**GIVEN EXERCISE:**
Write out all the entries word for word and omit any pictures.

Dataset excerpt
+ + + +

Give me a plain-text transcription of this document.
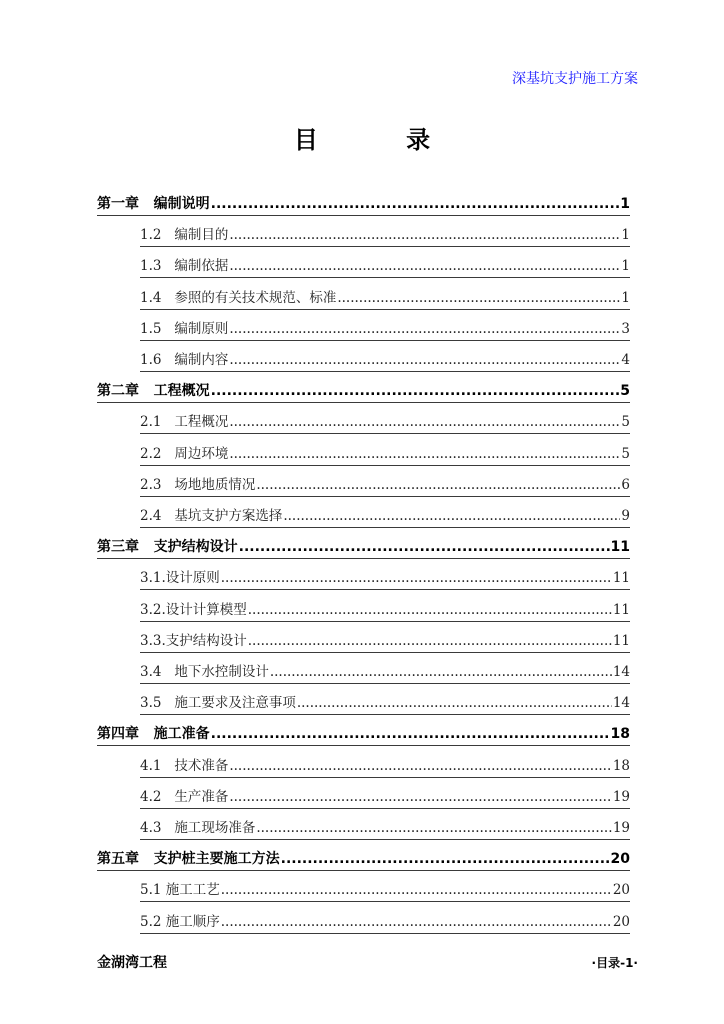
深基坑支护施工方案
目 录
第一章   编制说明 .....	1
1.2   编制目的 .....	1
1.3   编制依据 .....	1
1.4   参照的有关技术规范、标准 .....	1
1.5   编制原则 .....	3
1.6   编制内容 .....	4
第二章   工程概况 .....	5
2.1   工程概况 .....	5
2.2   周边环境 .....	5
2.3   场地地质情况 .....	6
2.4   基坑支护方案选择 .....	9
第三章   支护结构设计 .....	11
3.1.设计原则 .....	11
3.2.设计计算模型 .....	11
3.3.支护结构设计 .....	11
3.4   地下水控制设计 .....	14
3.5   施工要求及注意事项 .....	14
第四章   施工准备 .....	18
4.1   技术准备 .....	18
4.2   生产准备 .....	19
4.3   施工现场准备 .....	19
第五章   支护桩主要施工方法 .....	20
5.1 施工工艺 .....	20
5.2 施工顺序 .....	20
金湖湾工程	·目录-1·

+ + + +

**EXERCISE OUTPUT:**
Give me a plain-text transcription of this document.
深基坑支护施工方案
目 录
第一章   编制说明 .....	1
1.2   编制目的 .....	1
1.3   编制依据 .....	1
1.4   参照的有关技术规范、标准 .....	1
1.5   编制原则 .....	3
1.6   编制内容 .....	4
第二章   工程概况 .....	5
2.1   工程概况 .....	5
2.2   周边环境 .....	5
2.3   场地地质情况 .....	6
2.4   基坑支护方案选择 .....	9
第三章   支护结构设计 .....	11
3.1.设计原则 .....	11
3.2.设计计算模型 .....	11
3.3.支护结构设计 .....	11
3.4   地下水控制设计 .....	14
3.5   施工要求及注意事项 .....	14
第四章   施工准备 .....	18
4.1   技术准备 .....	18
4.2   生产准备 .....	19
4.3   施工现场准备 .....	19
第五章   支护桩主要施工方法 .....	20
5.1 施工工艺 .....	20
5.2 施工顺序 .....	20
金湖湾工程	·目录-1·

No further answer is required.